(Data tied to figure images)
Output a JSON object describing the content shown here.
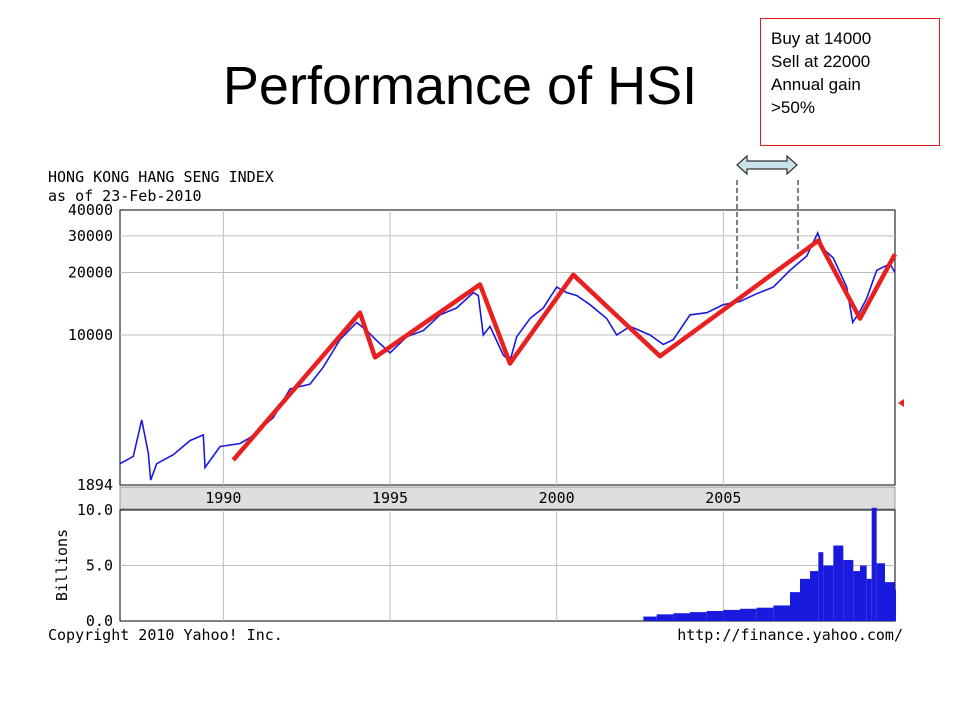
{
  "slide": {
    "title": "Performance of HSI"
  },
  "callout": {
    "line1": "Buy at 14000",
    "line2": "Sell at 22000",
    "line3": "Annual gain",
    "line4": ">50%"
  },
  "chart_data": {
    "type": "line",
    "title": "HONG KONG HANG SENG INDEX",
    "subtitle": "as of 23-Feb-2010",
    "y_scale": "log",
    "ylim": [
      1894,
      40000
    ],
    "y_ticks": [
      "40000",
      "30000",
      "20000",
      "10000",
      "1894"
    ],
    "y_tick_values": [
      40000,
      30000,
      20000,
      10000,
      1894
    ],
    "xlim": [
      1986.9,
      2010.15
    ],
    "x_ticks": [
      "1990",
      "1995",
      "2000",
      "2005"
    ],
    "x_tick_values": [
      1990,
      1995,
      2000,
      2005
    ],
    "grid": true,
    "series": [
      {
        "color": "#1a1adf",
        "x": [
          1986.9,
          1987.3,
          1987.55,
          1987.75,
          1987.82,
          1988.0,
          1988.5,
          1989.0,
          1989.4,
          1989.45,
          1989.9,
          1990.5,
          1990.8,
          1991.5,
          1992.0,
          1992.6,
          1993.0,
          1993.5,
          1994.0,
          1994.3,
          1994.6,
          1995.0,
          1995.5,
          1996.0,
          1996.5,
          1997.0,
          1997.5,
          1997.65,
          1997.8,
          1998.0,
          1998.4,
          1998.6,
          1998.8,
          1999.2,
          1999.6,
          2000.0,
          2000.3,
          2000.6,
          2001.0,
          2001.5,
          2001.8,
          2002.2,
          2002.8,
          2003.2,
          2003.5,
          2004.0,
          2004.5,
          2005.0,
          2005.5,
          2006.0,
          2006.5,
          2007.0,
          2007.5,
          2007.83,
          2008.0,
          2008.3,
          2008.7,
          2008.88,
          2009.1,
          2009.3,
          2009.6,
          2010.0,
          2010.15
        ],
        "values": [
          2400,
          2600,
          3900,
          2700,
          2000,
          2400,
          2650,
          3100,
          3300,
          2300,
          2900,
          3000,
          3200,
          4000,
          5500,
          5800,
          7000,
          9500,
          11500,
          10500,
          9400,
          8200,
          9800,
          10500,
          12500,
          13500,
          16000,
          15500,
          10000,
          11000,
          8000,
          7500,
          9800,
          12000,
          13500,
          17000,
          16000,
          15500,
          14000,
          12000,
          10000,
          11000,
          10000,
          9000,
          9500,
          12500,
          12800,
          14000,
          14500,
          15800,
          17000,
          20500,
          24000,
          31000,
          26000,
          23500,
          17000,
          11500,
          13000,
          15000,
          20500,
          22000,
          20000
        ]
      }
    ],
    "overlay_trend": {
      "color": "#e82020",
      "x": [
        1990.3,
        1994.1,
        1994.55,
        1997.7,
        1998.6,
        2000.5,
        2003.1,
        2007.85,
        2009.1,
        2010.15
      ],
      "values": [
        2500,
        12800,
        7800,
        17500,
        7300,
        19500,
        7900,
        28500,
        12000,
        24500
      ]
    },
    "volume": {
      "ylabel": "Billions",
      "ylim": [
        0,
        10
      ],
      "y_ticks": [
        "10.0",
        "5.0",
        "0.0"
      ],
      "y_tick_values": [
        10,
        5,
        0
      ],
      "color": "#1a1adf",
      "x": [
        2002.6,
        2003.0,
        2003.5,
        2004.0,
        2004.5,
        2005.0,
        2005.5,
        2006.0,
        2006.5,
        2007.0,
        2007.3,
        2007.6,
        2007.85,
        2008.0,
        2008.3,
        2008.6,
        2008.9,
        2009.1,
        2009.3,
        2009.45,
        2009.6,
        2009.85,
        2010.15
      ],
      "values": [
        0.4,
        0.6,
        0.7,
        0.8,
        0.9,
        1.0,
        1.1,
        1.2,
        1.4,
        2.6,
        3.8,
        4.5,
        6.2,
        5.0,
        6.8,
        5.5,
        4.5,
        5.0,
        3.8,
        10.2,
        5.2,
        3.5,
        2.8
      ]
    },
    "footer_left": "Copyright 2010 Yahoo! Inc.",
    "footer_right": "http://finance.yahoo.com/"
  }
}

=== WHAT TO DO ===
Reproduce the records, all of them, word for word; omit the pictures.

=== EXERCISE SOLUTION ===
Output a JSON object describing the content shown here.
{
  "slide": {
    "title": "Performance of HSI"
  },
  "callout": {
    "line1": "Buy at 14000",
    "line2": "Sell at 22000",
    "line3": "Annual gain",
    "line4": ">50%"
  },
  "chart_data": {
    "type": "line",
    "title": "HONG KONG HANG SENG INDEX",
    "subtitle": "as of 23-Feb-2010",
    "y_scale": "log",
    "ylim": [
      1894,
      40000
    ],
    "y_ticks": [
      "40000",
      "30000",
      "20000",
      "10000",
      "1894"
    ],
    "y_tick_values": [
      40000,
      30000,
      20000,
      10000,
      1894
    ],
    "xlim": [
      1986.9,
      2010.15
    ],
    "x_ticks": [
      "1990",
      "1995",
      "2000",
      "2005"
    ],
    "x_tick_values": [
      1990,
      1995,
      2000,
      2005
    ],
    "grid": true,
    "series": [
      {
        "color": "#1a1adf",
        "x": [
          1986.9,
          1987.3,
          1987.55,
          1987.75,
          1987.82,
          1988.0,
          1988.5,
          1989.0,
          1989.4,
          1989.45,
          1989.9,
          1990.5,
          1990.8,
          1991.5,
          1992.0,
          1992.6,
          1993.0,
          1993.5,
          1994.0,
          1994.3,
          1994.6,
          1995.0,
          1995.5,
          1996.0,
          1996.5,
          1997.0,
          1997.5,
          1997.65,
          1997.8,
          1998.0,
          1998.4,
          1998.6,
          1998.8,
          1999.2,
          1999.6,
          2000.0,
          2000.3,
          2000.6,
          2001.0,
          2001.5,
          2001.8,
          2002.2,
          2002.8,
          2003.2,
          2003.5,
          2004.0,
          2004.5,
          2005.0,
          2005.5,
          2006.0,
          2006.5,
          2007.0,
          2007.5,
          2007.83,
          2008.0,
          2008.3,
          2008.7,
          2008.88,
          2009.1,
          2009.3,
          2009.6,
          2010.0,
          2010.15
        ],
        "values": [
          2400,
          2600,
          3900,
          2700,
          2000,
          2400,
          2650,
          3100,
          3300,
          2300,
          2900,
          3000,
          3200,
          4000,
          5500,
          5800,
          7000,
          9500,
          11500,
          10500,
          9400,
          8200,
          9800,
          10500,
          12500,
          13500,
          16000,
          15500,
          10000,
          11000,
          8000,
          7500,
          9800,
          12000,
          13500,
          17000,
          16000,
          15500,
          14000,
          12000,
          10000,
          11000,
          10000,
          9000,
          9500,
          12500,
          12800,
          14000,
          14500,
          15800,
          17000,
          20500,
          24000,
          31000,
          26000,
          23500,
          17000,
          11500,
          13000,
          15000,
          20500,
          22000,
          20000
        ]
      }
    ],
    "overlay_trend": {
      "color": "#e82020",
      "x": [
        1990.3,
        1994.1,
        1994.55,
        1997.7,
        1998.6,
        2000.5,
        2003.1,
        2007.85,
        2009.1,
        2010.15
      ],
      "values": [
        2500,
        12800,
        7800,
        17500,
        7300,
        19500,
        7900,
        28500,
        12000,
        24500
      ]
    },
    "volume": {
      "ylabel": "Billions",
      "ylim": [
        0,
        10
      ],
      "y_ticks": [
        "10.0",
        "5.0",
        "0.0"
      ],
      "y_tick_values": [
        10,
        5,
        0
      ],
      "color": "#1a1adf",
      "x": [
        2002.6,
        2003.0,
        2003.5,
        2004.0,
        2004.5,
        2005.0,
        2005.5,
        2006.0,
        2006.5,
        2007.0,
        2007.3,
        2007.6,
        2007.85,
        2008.0,
        2008.3,
        2008.6,
        2008.9,
        2009.1,
        2009.3,
        2009.45,
        2009.6,
        2009.85,
        2010.15
      ],
      "values": [
        0.4,
        0.6,
        0.7,
        0.8,
        0.9,
        1.0,
        1.1,
        1.2,
        1.4,
        2.6,
        3.8,
        4.5,
        6.2,
        5.0,
        6.8,
        5.5,
        4.5,
        5.0,
        3.8,
        10.2,
        5.2,
        3.5,
        2.8
      ]
    },
    "footer_left": "Copyright 2010 Yahoo! Inc.",
    "footer_right": "http://finance.yahoo.com/"
  }
}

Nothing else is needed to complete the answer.